Direction. Every record below should be written out exactly; pictures stay out.

[Start of Data for the task]

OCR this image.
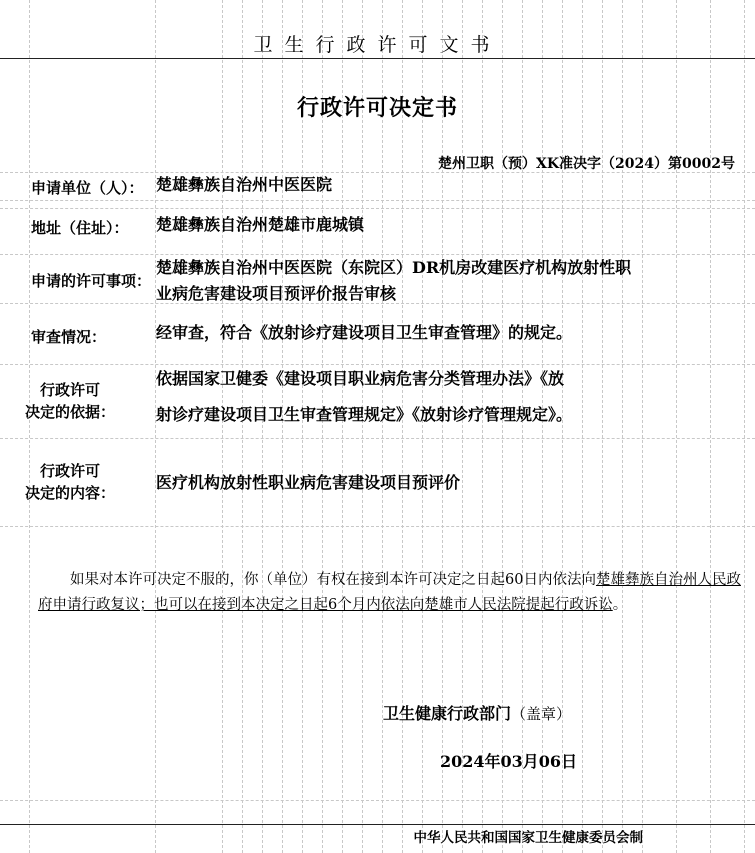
卫生行政许可文书
行政许可决定书
楚州卫职（预）XK准决字（2024）第0002号
申请单位（人）： 楚雄彝族自治州中医医院
地址（住址）： 楚雄彝族自治州楚雄市鹿城镇
申请的许可事项：
楚雄彝族自治州中医医院（东院区）DR机房改建医疗机构放射性职业病危害建设项目预评价报告审核
审查情况：	经审查，符合《放射诊疗建设项目卫生审查管理》的规定。
行政许可
决定的依据：
依据国家卫健委《建设项目职业病危害分类管理办法》《放
射诊疗建设项目卫生审查管理规定》《放射诊疗管理规定》。
行政许可
决定的内容：
医疗机构放射性职业病危害建设项目预评价
如果对本许可决定不服的，你（单位）有权在接到本许可决定之日起60日内依法向楚雄彝族自治州人民政府申请行政复议；也可以在接到本决定之日起6个月内依法向楚雄市人民法院提起行政诉讼。
卫生健康行政部门（盖章）
2024年03月06日
中华人民共和国国家卫生健康委员会制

[End of Data for the task]

Output below.
OCR this image.
卫生行政许可文书
行政许可决定书
楚州卫职（预）XK准决字（2024）第0002号
申请单位（人）： 楚雄彝族自治州中医医院
地址（住址）： 楚雄彝族自治州楚雄市鹿城镇
申请的许可事项：
楚雄彝族自治州中医医院（东院区）DR机房改建医疗机构放射性职业病危害建设项目预评价报告审核
审查情况：	经审查，符合《放射诊疗建设项目卫生审查管理》的规定。
行政许可
决定的依据：
依据国家卫健委《建设项目职业病危害分类管理办法》《放
射诊疗建设项目卫生审查管理规定》《放射诊疗管理规定》。
行政许可
决定的内容：
医疗机构放射性职业病危害建设项目预评价
如果对本许可决定不服的，你（单位）有权在接到本许可决定之日起60日内依法向楚雄彝族自治州人民政府申请行政复议；也可以在接到本决定之日起6个月内依法向楚雄市人民法院提起行政诉讼。
卫生健康行政部门（盖章）
2024年03月06日
中华人民共和国国家卫生健康委员会制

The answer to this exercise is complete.